## Instruction
State only how many lines below include the string "profesionales".

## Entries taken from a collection

## Start

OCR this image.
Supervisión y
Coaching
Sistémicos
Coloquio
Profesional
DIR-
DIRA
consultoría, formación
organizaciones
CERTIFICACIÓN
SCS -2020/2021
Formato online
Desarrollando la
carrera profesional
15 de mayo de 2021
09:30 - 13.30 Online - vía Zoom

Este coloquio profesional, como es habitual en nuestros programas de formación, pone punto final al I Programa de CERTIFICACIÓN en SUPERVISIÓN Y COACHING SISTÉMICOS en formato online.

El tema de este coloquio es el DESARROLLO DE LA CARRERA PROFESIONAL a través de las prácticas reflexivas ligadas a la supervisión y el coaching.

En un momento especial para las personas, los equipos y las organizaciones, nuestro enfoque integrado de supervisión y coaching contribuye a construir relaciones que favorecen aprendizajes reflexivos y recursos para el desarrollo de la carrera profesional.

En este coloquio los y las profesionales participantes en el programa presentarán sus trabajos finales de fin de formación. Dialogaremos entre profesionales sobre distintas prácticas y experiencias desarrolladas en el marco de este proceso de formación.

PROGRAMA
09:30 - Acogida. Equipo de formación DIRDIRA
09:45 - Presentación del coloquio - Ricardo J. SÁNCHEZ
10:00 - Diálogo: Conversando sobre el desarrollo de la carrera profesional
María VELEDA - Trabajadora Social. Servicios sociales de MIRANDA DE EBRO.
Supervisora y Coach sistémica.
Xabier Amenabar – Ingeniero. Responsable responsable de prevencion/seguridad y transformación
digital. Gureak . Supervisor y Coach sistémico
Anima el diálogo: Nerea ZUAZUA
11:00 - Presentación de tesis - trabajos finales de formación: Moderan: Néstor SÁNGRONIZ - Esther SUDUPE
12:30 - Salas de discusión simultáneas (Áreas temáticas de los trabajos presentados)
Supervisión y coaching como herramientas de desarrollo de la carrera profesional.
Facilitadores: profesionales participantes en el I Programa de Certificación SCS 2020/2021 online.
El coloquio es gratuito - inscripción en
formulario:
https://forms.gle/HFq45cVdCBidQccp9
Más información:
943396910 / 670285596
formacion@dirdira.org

## End

## Response for this exercise
2